ENTRIES SUPPLIED:

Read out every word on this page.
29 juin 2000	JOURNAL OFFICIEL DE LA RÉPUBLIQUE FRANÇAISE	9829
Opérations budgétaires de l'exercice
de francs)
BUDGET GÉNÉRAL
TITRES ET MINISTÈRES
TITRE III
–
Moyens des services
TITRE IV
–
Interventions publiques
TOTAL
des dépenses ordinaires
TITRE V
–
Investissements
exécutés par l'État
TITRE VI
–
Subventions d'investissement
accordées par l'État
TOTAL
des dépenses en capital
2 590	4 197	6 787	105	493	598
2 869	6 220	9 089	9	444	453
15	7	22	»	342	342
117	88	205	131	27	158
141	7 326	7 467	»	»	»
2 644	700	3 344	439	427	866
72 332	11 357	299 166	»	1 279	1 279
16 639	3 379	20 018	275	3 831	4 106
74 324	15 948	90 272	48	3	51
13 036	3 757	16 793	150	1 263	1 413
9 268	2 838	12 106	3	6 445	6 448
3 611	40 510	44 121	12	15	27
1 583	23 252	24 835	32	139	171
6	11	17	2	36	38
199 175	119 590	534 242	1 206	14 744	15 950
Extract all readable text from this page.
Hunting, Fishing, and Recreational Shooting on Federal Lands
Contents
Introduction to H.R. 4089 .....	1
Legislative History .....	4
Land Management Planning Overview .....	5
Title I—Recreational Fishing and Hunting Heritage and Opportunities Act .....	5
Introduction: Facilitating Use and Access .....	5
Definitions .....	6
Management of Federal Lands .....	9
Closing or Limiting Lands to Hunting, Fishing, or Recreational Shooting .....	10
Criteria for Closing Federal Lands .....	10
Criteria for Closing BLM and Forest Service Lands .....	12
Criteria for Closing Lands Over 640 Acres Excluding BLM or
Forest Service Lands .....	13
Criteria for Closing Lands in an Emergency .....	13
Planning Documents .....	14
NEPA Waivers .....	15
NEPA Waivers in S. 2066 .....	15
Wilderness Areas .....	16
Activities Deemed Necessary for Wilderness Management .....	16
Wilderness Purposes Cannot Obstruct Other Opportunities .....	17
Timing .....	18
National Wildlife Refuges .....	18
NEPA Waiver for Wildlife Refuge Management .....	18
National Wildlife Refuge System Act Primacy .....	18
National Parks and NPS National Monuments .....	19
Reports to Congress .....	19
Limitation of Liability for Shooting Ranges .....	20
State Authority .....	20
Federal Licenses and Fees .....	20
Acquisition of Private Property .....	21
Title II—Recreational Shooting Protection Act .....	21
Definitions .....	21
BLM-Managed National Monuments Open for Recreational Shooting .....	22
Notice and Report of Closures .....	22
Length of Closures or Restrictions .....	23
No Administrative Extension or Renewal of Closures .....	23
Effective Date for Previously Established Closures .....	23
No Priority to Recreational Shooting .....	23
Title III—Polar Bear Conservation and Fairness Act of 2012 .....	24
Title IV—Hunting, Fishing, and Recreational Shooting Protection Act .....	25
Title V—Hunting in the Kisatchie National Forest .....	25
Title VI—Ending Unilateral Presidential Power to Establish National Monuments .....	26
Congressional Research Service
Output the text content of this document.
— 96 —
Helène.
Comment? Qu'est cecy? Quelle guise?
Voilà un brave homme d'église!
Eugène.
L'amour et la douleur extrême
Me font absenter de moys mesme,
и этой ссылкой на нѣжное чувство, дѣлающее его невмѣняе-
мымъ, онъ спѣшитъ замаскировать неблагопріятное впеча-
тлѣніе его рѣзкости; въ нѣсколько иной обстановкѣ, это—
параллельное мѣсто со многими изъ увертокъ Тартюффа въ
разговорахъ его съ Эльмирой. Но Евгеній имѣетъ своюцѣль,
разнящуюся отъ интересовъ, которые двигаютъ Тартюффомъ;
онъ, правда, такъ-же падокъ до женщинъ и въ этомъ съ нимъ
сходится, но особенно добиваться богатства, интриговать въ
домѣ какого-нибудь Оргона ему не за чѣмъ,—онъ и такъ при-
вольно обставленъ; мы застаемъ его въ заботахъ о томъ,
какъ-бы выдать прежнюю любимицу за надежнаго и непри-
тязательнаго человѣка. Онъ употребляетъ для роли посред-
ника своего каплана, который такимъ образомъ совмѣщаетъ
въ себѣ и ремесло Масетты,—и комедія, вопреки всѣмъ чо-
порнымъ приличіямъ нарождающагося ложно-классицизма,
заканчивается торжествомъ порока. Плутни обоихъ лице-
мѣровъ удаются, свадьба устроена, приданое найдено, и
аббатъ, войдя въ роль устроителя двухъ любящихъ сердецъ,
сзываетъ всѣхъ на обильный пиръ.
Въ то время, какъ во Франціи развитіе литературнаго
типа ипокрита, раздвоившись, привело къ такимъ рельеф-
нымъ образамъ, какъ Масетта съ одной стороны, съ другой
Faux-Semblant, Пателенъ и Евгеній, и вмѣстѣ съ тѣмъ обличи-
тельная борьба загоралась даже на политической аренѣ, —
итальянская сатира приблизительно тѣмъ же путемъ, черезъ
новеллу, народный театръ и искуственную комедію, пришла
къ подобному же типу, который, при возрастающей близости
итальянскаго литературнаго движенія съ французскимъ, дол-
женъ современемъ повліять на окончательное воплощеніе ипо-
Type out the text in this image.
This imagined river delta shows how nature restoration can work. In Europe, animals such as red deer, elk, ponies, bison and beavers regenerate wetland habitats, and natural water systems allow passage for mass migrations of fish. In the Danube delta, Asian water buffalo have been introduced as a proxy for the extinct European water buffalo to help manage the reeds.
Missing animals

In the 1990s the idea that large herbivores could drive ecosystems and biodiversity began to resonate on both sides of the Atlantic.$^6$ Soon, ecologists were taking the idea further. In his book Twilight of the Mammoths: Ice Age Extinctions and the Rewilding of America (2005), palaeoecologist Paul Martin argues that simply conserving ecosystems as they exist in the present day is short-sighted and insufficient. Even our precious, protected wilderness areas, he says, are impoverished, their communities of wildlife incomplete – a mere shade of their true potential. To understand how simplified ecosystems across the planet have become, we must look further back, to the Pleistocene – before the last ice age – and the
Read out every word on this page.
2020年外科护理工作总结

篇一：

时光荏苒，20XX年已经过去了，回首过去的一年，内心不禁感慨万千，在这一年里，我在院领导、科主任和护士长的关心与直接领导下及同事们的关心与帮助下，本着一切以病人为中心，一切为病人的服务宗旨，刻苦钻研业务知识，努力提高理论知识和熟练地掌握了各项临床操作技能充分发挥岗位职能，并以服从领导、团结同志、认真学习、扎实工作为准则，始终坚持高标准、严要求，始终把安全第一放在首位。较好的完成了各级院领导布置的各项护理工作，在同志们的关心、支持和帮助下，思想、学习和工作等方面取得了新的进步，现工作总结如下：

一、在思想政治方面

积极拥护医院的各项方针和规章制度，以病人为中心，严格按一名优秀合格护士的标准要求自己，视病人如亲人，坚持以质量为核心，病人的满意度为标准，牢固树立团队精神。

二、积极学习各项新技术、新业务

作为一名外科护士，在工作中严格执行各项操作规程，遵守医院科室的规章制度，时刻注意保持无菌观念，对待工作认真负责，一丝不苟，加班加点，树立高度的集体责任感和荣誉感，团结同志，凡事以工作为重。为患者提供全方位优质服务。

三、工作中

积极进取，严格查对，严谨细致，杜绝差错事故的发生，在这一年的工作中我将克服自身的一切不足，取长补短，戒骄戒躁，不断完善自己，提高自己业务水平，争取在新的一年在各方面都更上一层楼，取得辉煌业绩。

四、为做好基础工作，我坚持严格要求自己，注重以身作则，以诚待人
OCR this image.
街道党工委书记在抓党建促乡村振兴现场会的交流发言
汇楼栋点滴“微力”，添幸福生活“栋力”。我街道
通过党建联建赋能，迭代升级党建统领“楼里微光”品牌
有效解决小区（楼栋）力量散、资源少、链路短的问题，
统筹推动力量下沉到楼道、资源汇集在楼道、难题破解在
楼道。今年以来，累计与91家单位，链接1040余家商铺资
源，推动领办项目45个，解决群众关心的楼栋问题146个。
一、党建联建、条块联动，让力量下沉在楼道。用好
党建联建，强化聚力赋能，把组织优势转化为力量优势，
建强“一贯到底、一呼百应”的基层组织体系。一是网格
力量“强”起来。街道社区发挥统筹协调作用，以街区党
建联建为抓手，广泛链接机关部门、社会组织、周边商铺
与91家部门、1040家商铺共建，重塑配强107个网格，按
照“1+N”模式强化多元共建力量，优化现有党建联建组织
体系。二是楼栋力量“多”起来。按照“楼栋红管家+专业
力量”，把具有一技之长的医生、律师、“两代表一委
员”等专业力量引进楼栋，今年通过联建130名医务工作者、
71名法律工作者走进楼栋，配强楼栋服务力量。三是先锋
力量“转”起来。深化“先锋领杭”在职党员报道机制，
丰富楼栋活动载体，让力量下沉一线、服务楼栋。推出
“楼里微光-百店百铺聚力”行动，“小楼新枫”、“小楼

AIM OF THE TASK:
Every line of the records that includes the word "dépenses" should be gathered.

COMPLETED TASK:
des dépenses ordinaires
des dépenses en capital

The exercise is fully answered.